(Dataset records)
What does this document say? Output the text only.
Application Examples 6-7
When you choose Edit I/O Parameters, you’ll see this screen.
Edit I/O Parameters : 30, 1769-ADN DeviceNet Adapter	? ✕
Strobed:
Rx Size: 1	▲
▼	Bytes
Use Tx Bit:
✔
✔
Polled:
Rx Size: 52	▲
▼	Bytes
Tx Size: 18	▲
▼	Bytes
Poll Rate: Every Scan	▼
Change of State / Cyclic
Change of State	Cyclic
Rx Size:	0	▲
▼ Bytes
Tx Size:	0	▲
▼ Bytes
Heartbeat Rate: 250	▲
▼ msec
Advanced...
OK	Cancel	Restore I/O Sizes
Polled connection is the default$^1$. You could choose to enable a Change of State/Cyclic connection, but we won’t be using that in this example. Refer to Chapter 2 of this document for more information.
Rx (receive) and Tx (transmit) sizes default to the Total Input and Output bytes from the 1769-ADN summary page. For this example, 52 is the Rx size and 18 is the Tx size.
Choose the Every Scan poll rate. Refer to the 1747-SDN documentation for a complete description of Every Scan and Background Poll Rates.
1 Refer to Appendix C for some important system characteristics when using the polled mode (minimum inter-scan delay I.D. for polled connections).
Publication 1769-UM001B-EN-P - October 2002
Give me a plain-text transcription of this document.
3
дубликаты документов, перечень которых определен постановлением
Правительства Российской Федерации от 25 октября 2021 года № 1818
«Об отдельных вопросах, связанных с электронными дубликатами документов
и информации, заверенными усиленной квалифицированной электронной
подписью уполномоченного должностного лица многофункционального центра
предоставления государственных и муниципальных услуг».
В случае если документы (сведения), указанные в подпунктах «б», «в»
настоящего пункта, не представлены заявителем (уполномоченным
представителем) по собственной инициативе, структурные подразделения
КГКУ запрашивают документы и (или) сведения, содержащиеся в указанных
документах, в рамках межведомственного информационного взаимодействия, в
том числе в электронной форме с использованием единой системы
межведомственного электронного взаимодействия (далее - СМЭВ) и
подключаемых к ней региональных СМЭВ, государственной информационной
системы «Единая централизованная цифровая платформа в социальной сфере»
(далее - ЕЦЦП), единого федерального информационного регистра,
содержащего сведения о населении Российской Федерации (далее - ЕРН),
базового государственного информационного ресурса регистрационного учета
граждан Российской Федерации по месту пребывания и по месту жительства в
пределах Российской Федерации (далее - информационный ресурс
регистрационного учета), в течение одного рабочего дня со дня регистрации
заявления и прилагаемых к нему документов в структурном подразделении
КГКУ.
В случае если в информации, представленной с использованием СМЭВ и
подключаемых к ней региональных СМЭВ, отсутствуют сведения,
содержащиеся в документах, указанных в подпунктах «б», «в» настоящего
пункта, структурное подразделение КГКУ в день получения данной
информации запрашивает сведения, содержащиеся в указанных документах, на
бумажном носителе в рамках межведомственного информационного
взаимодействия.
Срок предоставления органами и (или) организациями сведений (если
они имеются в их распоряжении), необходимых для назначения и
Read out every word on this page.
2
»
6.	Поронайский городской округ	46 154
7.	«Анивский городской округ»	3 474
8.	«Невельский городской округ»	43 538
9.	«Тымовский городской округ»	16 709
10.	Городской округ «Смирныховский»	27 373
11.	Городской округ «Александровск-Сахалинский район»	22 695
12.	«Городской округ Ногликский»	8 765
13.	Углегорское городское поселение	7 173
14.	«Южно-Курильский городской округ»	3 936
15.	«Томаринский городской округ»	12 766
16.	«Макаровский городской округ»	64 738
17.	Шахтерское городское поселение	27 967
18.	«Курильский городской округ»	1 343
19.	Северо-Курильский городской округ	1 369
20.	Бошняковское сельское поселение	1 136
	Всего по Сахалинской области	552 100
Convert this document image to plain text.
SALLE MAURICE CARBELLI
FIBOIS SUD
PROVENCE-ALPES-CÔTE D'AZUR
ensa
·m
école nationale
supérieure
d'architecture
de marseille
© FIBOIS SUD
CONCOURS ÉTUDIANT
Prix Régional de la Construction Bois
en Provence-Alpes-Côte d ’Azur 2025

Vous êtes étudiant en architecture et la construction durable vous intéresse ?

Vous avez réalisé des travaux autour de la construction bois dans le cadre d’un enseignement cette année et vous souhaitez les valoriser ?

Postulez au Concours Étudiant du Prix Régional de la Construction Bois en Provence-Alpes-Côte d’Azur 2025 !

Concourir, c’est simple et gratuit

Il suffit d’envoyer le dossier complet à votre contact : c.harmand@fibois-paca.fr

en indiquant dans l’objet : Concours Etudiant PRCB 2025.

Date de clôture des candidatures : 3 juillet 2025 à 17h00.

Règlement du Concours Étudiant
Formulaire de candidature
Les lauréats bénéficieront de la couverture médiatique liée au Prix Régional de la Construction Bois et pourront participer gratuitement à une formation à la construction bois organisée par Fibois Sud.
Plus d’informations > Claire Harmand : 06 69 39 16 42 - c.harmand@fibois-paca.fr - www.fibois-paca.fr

* _What needs to be done_:
Reproduce each line of the material above precisely.

* _Answer to the problem_:
What does this document say? Output the text only.
Application Examples 6-7
When you choose Edit I/O Parameters, you’ll see this screen.
Edit I/O Parameters : 30, 1769-ADN DeviceNet Adapter	? ✕
Strobed:
Rx Size: 1	▲
▼	Bytes
Use Tx Bit:
✔
✔
Polled:
Rx Size: 52	▲
▼	Bytes
Tx Size: 18	▲
▼	Bytes
Poll Rate: Every Scan	▼
Change of State / Cyclic
Change of State	Cyclic
Rx Size:	0	▲
▼ Bytes
Tx Size:	0	▲
▼ Bytes
Heartbeat Rate: 250	▲
▼ msec
Advanced...
OK	Cancel	Restore I/O Sizes
Polled connection is the default$^1$. You could choose to enable a Change of State/Cyclic connection, but we won’t be using that in this example. Refer to Chapter 2 of this document for more information.
Rx (receive) and Tx (transmit) sizes default to the Total Input and Output bytes from the 1769-ADN summary page. For this example, 52 is the Rx size and 18 is the Tx size.
Choose the Every Scan poll rate. Refer to the 1747-SDN documentation for a complete description of Every Scan and Background Poll Rates.
1 Refer to Appendix C for some important system characteristics when using the polled mode (minimum inter-scan delay I.D. for polled connections).
Publication 1769-UM001B-EN-P - October 2002
Give me a plain-text transcription of this document.
3
дубликаты документов, перечень которых определен постановлением
Правительства Российской Федерации от 25 октября 2021 года № 1818
«Об отдельных вопросах, связанных с электронными дубликатами документов
и информации, заверенными усиленной квалифицированной электронной
подписью уполномоченного должностного лица многофункционального центра
предоставления государственных и муниципальных услуг».
В случае если документы (сведения), указанные в подпунктах «б», «в»
настоящего пункта, не представлены заявителем (уполномоченным
представителем) по собственной инициативе, структурные подразделения
КГКУ запрашивают документы и (или) сведения, содержащиеся в указанных
документах, в рамках межведомственного информационного взаимодействия, в
том числе в электронной форме с использованием единой системы
межведомственного электронного взаимодействия (далее - СМЭВ) и
подключаемых к ней региональных СМЭВ, государственной информационной
системы «Единая централизованная цифровая платформа в социальной сфере»
(далее - ЕЦЦП), единого федерального информационного регистра,
содержащего сведения о населении Российской Федерации (далее - ЕРН),
базового государственного информационного ресурса регистрационного учета
граждан Российской Федерации по месту пребывания и по месту жительства в
пределах Российской Федерации (далее - информационный ресурс
регистрационного учета), в течение одного рабочего дня со дня регистрации
заявления и прилагаемых к нему документов в структурном подразделении
КГКУ.
В случае если в информации, представленной с использованием СМЭВ и
подключаемых к ней региональных СМЭВ, отсутствуют сведения,
содержащиеся в документах, указанных в подпунктах «б», «в» настоящего
пункта, структурное подразделение КГКУ в день получения данной
информации запрашивает сведения, содержащиеся в указанных документах, на
бумажном носителе в рамках межведомственного информационного
взаимодействия.
Срок предоставления органами и (или) организациями сведений (если
они имеются в их распоряжении), необходимых для назначения и
Read out every word on this page.
2
»
6.	Поронайский городской округ	46 154
7.	«Анивский городской округ»	3 474
8.	«Невельский городской округ»	43 538
9.	«Тымовский городской округ»	16 709
10.	Городской округ «Смирныховский»	27 373
11.	Городской округ «Александровск-Сахалинский район»	22 695
12.	«Городской округ Ногликский»	8 765
13.	Углегорское городское поселение	7 173
14.	«Южно-Курильский городской округ»	3 936
15.	«Томаринский городской округ»	12 766
16.	«Макаровский городской округ»	64 738
17.	Шахтерское городское поселение	27 967
18.	«Курильский городской округ»	1 343
19.	Северо-Курильский городской округ	1 369
20.	Бошняковское сельское поселение	1 136
	Всего по Сахалинской области	552 100
Convert this document image to plain text.
SALLE MAURICE CARBELLI
FIBOIS SUD
PROVENCE-ALPES-CÔTE D'AZUR
ensa
·m
école nationale
supérieure
d'architecture
de marseille
© FIBOIS SUD
CONCOURS ÉTUDIANT
Prix Régional de la Construction Bois
en Provence-Alpes-Côte d ’Azur 2025

Vous êtes étudiant en architecture et la construction durable vous intéresse ?

Vous avez réalisé des travaux autour de la construction bois dans le cadre d’un enseignement cette année et vous souhaitez les valoriser ?

Postulez au Concours Étudiant du Prix Régional de la Construction Bois en Provence-Alpes-Côte d’Azur 2025 !

Concourir, c’est simple et gratuit

Il suffit d’envoyer le dossier complet à votre contact : c.harmand@fibois-paca.fr

en indiquant dans l’objet : Concours Etudiant PRCB 2025.

Date de clôture des candidatures : 3 juillet 2025 à 17h00.

Règlement du Concours Étudiant
Formulaire de candidature
Les lauréats bénéficieront de la couverture médiatique liée au Prix Régional de la Construction Bois et pourront participer gratuitement à une formation à la construction bois organisée par Fibois Sud.
Plus d’informations > Claire Harmand : 06 69 39 16 42 - c.harmand@fibois-paca.fr - www.fibois-paca.fr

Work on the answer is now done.